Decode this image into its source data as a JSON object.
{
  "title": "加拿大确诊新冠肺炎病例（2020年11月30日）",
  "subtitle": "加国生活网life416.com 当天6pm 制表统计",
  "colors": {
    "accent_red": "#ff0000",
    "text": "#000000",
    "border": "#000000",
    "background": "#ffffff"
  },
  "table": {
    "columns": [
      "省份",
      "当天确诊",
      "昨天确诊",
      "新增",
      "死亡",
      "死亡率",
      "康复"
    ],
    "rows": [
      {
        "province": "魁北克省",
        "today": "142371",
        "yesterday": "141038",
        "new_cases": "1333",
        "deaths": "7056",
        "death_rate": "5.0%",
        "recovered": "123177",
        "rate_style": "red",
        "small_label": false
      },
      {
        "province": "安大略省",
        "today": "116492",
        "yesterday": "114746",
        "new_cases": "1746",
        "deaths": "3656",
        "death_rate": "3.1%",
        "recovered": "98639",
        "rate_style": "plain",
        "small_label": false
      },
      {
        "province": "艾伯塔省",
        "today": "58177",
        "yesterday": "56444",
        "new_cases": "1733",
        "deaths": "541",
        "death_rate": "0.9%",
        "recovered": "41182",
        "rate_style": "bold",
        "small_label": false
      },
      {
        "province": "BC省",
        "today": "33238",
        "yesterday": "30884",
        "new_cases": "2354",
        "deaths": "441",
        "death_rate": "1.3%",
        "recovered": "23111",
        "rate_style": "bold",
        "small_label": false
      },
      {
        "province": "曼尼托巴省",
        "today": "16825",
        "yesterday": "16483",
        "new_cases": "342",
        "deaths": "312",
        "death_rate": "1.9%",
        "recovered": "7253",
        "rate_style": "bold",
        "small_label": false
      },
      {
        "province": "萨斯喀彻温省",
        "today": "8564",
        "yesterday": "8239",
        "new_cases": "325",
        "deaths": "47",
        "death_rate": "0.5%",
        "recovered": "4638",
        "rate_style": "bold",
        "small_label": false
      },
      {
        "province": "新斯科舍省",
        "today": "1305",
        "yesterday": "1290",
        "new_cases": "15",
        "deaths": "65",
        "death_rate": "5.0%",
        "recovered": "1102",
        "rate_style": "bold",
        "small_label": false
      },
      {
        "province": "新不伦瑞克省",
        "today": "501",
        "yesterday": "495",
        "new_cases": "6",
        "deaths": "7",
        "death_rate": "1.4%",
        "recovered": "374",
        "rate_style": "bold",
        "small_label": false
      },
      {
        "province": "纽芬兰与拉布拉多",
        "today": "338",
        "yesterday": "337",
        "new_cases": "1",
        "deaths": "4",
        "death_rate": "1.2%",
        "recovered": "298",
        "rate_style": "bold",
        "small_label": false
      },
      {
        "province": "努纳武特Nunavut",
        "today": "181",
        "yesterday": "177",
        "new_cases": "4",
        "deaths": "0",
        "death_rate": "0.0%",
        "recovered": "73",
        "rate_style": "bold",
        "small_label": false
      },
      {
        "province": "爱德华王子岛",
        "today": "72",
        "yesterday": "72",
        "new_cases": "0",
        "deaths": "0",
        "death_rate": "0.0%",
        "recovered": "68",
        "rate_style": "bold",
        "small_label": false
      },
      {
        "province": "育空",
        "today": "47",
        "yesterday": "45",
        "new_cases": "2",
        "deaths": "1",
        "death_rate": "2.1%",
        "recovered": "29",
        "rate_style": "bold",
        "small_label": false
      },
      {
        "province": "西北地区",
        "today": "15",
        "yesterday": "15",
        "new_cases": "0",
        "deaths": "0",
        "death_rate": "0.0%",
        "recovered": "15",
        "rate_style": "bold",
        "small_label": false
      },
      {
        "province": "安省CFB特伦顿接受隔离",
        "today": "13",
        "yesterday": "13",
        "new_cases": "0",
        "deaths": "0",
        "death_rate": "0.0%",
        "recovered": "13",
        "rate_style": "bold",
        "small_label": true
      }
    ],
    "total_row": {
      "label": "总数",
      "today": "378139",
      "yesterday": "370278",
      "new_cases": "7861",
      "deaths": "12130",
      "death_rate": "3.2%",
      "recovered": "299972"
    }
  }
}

+---+

__WHAT YOU NEED TO DO__: Return all of the entries exactly as they were supplied.

__TASK OUTPUT__:
Decode this image into its source data as a JSON object.
{
  "title": "加拿大确诊新冠肺炎病例（2020年11月30日）",
  "subtitle": "加国生活网life416.com 当天6pm 制表统计",
  "colors": {
    "accent_red": "#ff0000",
    "text": "#000000",
    "border": "#000000",
    "background": "#ffffff"
  },
  "table": {
    "columns": [
      "省份",
      "当天确诊",
      "昨天确诊",
      "新增",
      "死亡",
      "死亡率",
      "康复"
    ],
    "rows": [
      {
        "province": "魁北克省",
        "today": "142371",
        "yesterday": "141038",
        "new_cases": "1333",
        "deaths": "7056",
        "death_rate": "5.0%",
        "recovered": "123177",
        "rate_style": "red",
        "small_label": false
      },
      {
        "province": "安大略省",
        "today": "116492",
        "yesterday": "114746",
        "new_cases": "1746",
        "deaths": "3656",
        "death_rate": "3.1%",
        "recovered": "98639",
        "rate_style": "plain",
        "small_label": false
      },
      {
        "province": "艾伯塔省",
        "today": "58177",
        "yesterday": "56444",
        "new_cases": "1733",
        "deaths": "541",
        "death_rate": "0.9%",
        "recovered": "41182",
        "rate_style": "bold",
        "small_label": false
      },
      {
        "province": "BC省",
        "today": "33238",
        "yesterday": "30884",
        "new_cases": "2354",
        "deaths": "441",
        "death_rate": "1.3%",
        "recovered": "23111",
        "rate_style": "bold",
        "small_label": false
      },
      {
        "province": "曼尼托巴省",
        "today": "16825",
        "yesterday": "16483",
        "new_cases": "342",
        "deaths": "312",
        "death_rate": "1.9%",
        "recovered": "7253",
        "rate_style": "bold",
        "small_label": false
      },
      {
        "province": "萨斯喀彻温省",
        "today": "8564",
        "yesterday": "8239",
        "new_cases": "325",
        "deaths": "47",
        "death_rate": "0.5%",
        "recovered": "4638",
        "rate_style": "bold",
        "small_label": false
      },
      {
        "province": "新斯科舍省",
        "today": "1305",
        "yesterday": "1290",
        "new_cases": "15",
        "deaths": "65",
        "death_rate": "5.0%",
        "recovered": "1102",
        "rate_style": "bold",
        "small_label": false
      },
      {
        "province": "新不伦瑞克省",
        "today": "501",
        "yesterday": "495",
        "new_cases": "6",
        "deaths": "7",
        "death_rate": "1.4%",
        "recovered": "374",
        "rate_style": "bold",
        "small_label": false
      },
      {
        "province": "纽芬兰与拉布拉多",
        "today": "338",
        "yesterday": "337",
        "new_cases": "1",
        "deaths": "4",
        "death_rate": "1.2%",
        "recovered": "298",
        "rate_style": "bold",
        "small_label": false
      },
      {
        "province": "努纳武特Nunavut",
        "today": "181",
        "yesterday": "177",
        "new_cases": "4",
        "deaths": "0",
        "death_rate": "0.0%",
        "recovered": "73",
        "rate_style": "bold",
        "small_label": false
      },
      {
        "province": "爱德华王子岛",
        "today": "72",
        "yesterday": "72",
        "new_cases": "0",
        "deaths": "0",
        "death_rate": "0.0%",
        "recovered": "68",
        "rate_style": "bold",
        "small_label": false
      },
      {
        "province": "育空",
        "today": "47",
        "yesterday": "45",
        "new_cases": "2",
        "deaths": "1",
        "death_rate": "2.1%",
        "recovered": "29",
        "rate_style": "bold",
        "small_label": false
      },
      {
        "province": "西北地区",
        "today": "15",
        "yesterday": "15",
        "new_cases": "0",
        "deaths": "0",
        "death_rate": "0.0%",
        "recovered": "15",
        "rate_style": "bold",
        "small_label": false
      },
      {
        "province": "安省CFB特伦顿接受隔离",
        "today": "13",
        "yesterday": "13",
        "new_cases": "0",
        "deaths": "0",
        "death_rate": "0.0%",
        "recovered": "13",
        "rate_style": "bold",
        "small_label": true
      }
    ],
    "total_row": {
      "label": "总数",
      "today": "378139",
      "yesterday": "370278",
      "new_cases": "7861",
      "deaths": "12130",
      "death_rate": "3.2%",
      "recovered": "299972"
    }
  }
}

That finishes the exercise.